### Given instruction
State how many lines of the listing below include the word "origin". Give only the number.

- - -

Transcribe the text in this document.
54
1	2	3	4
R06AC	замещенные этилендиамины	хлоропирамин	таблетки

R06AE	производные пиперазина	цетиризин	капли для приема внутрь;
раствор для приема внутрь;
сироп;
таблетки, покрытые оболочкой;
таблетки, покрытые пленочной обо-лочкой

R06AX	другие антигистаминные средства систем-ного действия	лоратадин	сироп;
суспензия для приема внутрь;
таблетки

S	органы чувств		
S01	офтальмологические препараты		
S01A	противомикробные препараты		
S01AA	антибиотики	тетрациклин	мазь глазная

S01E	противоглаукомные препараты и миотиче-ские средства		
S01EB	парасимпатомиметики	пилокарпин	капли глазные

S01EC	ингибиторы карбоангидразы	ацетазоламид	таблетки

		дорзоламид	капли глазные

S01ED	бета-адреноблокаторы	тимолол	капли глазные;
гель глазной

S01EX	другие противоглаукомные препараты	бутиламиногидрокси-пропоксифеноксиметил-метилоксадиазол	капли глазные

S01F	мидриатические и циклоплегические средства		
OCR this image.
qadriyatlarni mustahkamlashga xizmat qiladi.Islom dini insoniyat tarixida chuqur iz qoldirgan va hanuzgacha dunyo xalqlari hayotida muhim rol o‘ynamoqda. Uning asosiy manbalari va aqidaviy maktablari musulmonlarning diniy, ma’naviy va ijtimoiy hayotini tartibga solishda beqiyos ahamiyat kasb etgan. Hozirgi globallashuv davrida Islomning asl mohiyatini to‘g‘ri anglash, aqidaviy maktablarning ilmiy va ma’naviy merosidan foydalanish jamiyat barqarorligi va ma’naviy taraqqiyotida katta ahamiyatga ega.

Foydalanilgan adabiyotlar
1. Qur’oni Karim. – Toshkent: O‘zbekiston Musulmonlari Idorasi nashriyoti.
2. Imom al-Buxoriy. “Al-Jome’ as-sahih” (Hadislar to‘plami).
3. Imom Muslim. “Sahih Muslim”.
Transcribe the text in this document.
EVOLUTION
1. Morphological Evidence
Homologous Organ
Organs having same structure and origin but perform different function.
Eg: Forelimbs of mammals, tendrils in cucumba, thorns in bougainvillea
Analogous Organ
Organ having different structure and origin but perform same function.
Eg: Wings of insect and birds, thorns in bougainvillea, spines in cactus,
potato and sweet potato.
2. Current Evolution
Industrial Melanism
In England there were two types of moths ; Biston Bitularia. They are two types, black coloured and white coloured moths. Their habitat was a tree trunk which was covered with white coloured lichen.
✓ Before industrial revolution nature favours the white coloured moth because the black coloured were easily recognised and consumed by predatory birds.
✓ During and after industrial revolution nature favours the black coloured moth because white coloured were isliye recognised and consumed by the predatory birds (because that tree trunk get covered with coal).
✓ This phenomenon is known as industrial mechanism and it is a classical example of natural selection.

- - -

### Finished answer
2